Exercise requirements:
Reproduce the material in full, exactly as written.

Materials provided:

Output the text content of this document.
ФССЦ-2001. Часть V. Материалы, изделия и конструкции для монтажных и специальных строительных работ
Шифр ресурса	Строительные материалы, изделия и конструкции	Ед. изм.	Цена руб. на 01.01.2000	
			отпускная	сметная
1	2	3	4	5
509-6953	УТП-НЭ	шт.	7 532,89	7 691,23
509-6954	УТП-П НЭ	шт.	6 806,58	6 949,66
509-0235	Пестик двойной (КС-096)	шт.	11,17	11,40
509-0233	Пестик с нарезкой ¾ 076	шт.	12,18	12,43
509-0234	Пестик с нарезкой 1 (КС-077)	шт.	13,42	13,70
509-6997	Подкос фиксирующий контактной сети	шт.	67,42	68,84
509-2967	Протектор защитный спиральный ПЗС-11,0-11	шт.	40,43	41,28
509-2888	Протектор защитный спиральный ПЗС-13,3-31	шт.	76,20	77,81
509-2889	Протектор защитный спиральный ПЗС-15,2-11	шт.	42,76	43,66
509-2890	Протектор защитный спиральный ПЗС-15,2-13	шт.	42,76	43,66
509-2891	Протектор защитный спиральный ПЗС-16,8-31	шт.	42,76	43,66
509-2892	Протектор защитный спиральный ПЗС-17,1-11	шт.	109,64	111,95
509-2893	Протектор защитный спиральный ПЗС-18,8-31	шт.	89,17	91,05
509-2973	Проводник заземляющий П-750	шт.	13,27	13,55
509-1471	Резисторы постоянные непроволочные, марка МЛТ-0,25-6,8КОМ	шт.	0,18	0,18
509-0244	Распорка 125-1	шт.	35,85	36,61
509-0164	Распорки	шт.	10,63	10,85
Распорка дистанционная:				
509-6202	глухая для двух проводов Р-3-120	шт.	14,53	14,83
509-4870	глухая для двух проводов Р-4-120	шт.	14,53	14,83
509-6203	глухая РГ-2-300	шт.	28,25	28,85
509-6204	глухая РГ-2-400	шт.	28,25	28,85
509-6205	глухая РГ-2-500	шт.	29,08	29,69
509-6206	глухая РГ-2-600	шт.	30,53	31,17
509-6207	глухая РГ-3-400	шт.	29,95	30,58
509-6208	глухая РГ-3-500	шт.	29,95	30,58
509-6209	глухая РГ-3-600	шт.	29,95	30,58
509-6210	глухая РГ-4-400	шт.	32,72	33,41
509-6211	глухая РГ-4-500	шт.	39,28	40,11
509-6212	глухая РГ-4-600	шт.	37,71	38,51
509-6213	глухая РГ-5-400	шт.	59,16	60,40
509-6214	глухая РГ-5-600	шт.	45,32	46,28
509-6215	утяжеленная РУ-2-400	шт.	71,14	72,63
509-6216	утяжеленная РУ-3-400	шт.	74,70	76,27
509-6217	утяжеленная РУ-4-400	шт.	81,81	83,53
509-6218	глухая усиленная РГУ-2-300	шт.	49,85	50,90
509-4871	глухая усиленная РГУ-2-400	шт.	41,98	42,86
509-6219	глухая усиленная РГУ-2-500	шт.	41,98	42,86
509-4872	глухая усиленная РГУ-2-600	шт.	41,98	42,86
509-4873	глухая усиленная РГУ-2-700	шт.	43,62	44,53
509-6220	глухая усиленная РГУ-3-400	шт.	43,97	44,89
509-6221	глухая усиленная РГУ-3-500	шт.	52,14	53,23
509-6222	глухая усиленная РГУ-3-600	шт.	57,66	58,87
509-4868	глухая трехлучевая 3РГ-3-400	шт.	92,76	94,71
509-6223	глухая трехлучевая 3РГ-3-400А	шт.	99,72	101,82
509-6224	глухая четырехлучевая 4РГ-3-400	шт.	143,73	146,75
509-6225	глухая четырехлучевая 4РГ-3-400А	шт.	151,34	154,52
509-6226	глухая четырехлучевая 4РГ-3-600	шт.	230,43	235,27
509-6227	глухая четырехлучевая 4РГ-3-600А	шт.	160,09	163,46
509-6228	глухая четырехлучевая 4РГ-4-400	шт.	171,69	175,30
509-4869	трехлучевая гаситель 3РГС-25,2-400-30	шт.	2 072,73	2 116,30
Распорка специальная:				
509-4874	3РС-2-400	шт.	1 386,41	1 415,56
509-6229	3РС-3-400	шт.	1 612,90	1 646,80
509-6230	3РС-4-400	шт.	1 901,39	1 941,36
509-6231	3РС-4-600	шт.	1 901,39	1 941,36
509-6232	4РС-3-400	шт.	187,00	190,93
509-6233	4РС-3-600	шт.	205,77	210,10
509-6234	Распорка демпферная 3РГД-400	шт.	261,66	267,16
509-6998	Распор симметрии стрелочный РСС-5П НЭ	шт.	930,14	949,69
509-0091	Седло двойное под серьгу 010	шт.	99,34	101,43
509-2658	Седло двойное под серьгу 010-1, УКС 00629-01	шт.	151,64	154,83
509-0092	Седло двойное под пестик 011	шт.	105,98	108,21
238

Task solution:
Output the text content of this document.
ФССЦ-2001. Часть V. Материалы, изделия и конструкции для монтажных и специальных строительных работ
Шифр ресурса	Строительные материалы, изделия и конструкции	Ед. изм.	Цена руб. на 01.01.2000	
			отпускная	сметная
1	2	3	4	5
509-6953	УТП-НЭ	шт.	7 532,89	7 691,23
509-6954	УТП-П НЭ	шт.	6 806,58	6 949,66
509-0235	Пестик двойной (КС-096)	шт.	11,17	11,40
509-0233	Пестик с нарезкой ¾ 076	шт.	12,18	12,43
509-0234	Пестик с нарезкой 1 (КС-077)	шт.	13,42	13,70
509-6997	Подкос фиксирующий контактной сети	шт.	67,42	68,84
509-2967	Протектор защитный спиральный ПЗС-11,0-11	шт.	40,43	41,28
509-2888	Протектор защитный спиральный ПЗС-13,3-31	шт.	76,20	77,81
509-2889	Протектор защитный спиральный ПЗС-15,2-11	шт.	42,76	43,66
509-2890	Протектор защитный спиральный ПЗС-15,2-13	шт.	42,76	43,66
509-2891	Протектор защитный спиральный ПЗС-16,8-31	шт.	42,76	43,66
509-2892	Протектор защитный спиральный ПЗС-17,1-11	шт.	109,64	111,95
509-2893	Протектор защитный спиральный ПЗС-18,8-31	шт.	89,17	91,05
509-2973	Проводник заземляющий П-750	шт.	13,27	13,55
509-1471	Резисторы постоянные непроволочные, марка МЛТ-0,25-6,8КОМ	шт.	0,18	0,18
509-0244	Распорка 125-1	шт.	35,85	36,61
509-0164	Распорки	шт.	10,63	10,85
Распорка дистанционная:				
509-6202	глухая для двух проводов Р-3-120	шт.	14,53	14,83
509-4870	глухая для двух проводов Р-4-120	шт.	14,53	14,83
509-6203	глухая РГ-2-300	шт.	28,25	28,85
509-6204	глухая РГ-2-400	шт.	28,25	28,85
509-6205	глухая РГ-2-500	шт.	29,08	29,69
509-6206	глухая РГ-2-600	шт.	30,53	31,17
509-6207	глухая РГ-3-400	шт.	29,95	30,58
509-6208	глухая РГ-3-500	шт.	29,95	30,58
509-6209	глухая РГ-3-600	шт.	29,95	30,58
509-6210	глухая РГ-4-400	шт.	32,72	33,41
509-6211	глухая РГ-4-500	шт.	39,28	40,11
509-6212	глухая РГ-4-600	шт.	37,71	38,51
509-6213	глухая РГ-5-400	шт.	59,16	60,40
509-6214	глухая РГ-5-600	шт.	45,32	46,28
509-6215	утяжеленная РУ-2-400	шт.	71,14	72,63
509-6216	утяжеленная РУ-3-400	шт.	74,70	76,27
509-6217	утяжеленная РУ-4-400	шт.	81,81	83,53
509-6218	глухая усиленная РГУ-2-300	шт.	49,85	50,90
509-4871	глухая усиленная РГУ-2-400	шт.	41,98	42,86
509-6219	глухая усиленная РГУ-2-500	шт.	41,98	42,86
509-4872	глухая усиленная РГУ-2-600	шт.	41,98	42,86
509-4873	глухая усиленная РГУ-2-700	шт.	43,62	44,53
509-6220	глухая усиленная РГУ-3-400	шт.	43,97	44,89
509-6221	глухая усиленная РГУ-3-500	шт.	52,14	53,23
509-6222	глухая усиленная РГУ-3-600	шт.	57,66	58,87
509-4868	глухая трехлучевая 3РГ-3-400	шт.	92,76	94,71
509-6223	глухая трехлучевая 3РГ-3-400А	шт.	99,72	101,82
509-6224	глухая четырехлучевая 4РГ-3-400	шт.	143,73	146,75
509-6225	глухая четырехлучевая 4РГ-3-400А	шт.	151,34	154,52
509-6226	глухая четырехлучевая 4РГ-3-600	шт.	230,43	235,27
509-6227	глухая четырехлучевая 4РГ-3-600А	шт.	160,09	163,46
509-6228	глухая четырехлучевая 4РГ-4-400	шт.	171,69	175,30
509-4869	трехлучевая гаситель 3РГС-25,2-400-30	шт.	2 072,73	2 116,30
Распорка специальная:				
509-4874	3РС-2-400	шт.	1 386,41	1 415,56
509-6229	3РС-3-400	шт.	1 612,90	1 646,80
509-6230	3РС-4-400	шт.	1 901,39	1 941,36
509-6231	3РС-4-600	шт.	1 901,39	1 941,36
509-6232	4РС-3-400	шт.	187,00	190,93
509-6233	4РС-3-600	шт.	205,77	210,10
509-6234	Распорка демпферная 3РГД-400	шт.	261,66	267,16
509-6998	Распор симметрии стрелочный РСС-5П НЭ	шт.	930,14	949,69
509-0091	Седло двойное под серьгу 010	шт.	99,34	101,43
509-2658	Седло двойное под серьгу 010-1, УКС 00629-01	шт.	151,64	154,83
509-0092	Седло двойное под пестик 011	шт.	105,98	108,21
238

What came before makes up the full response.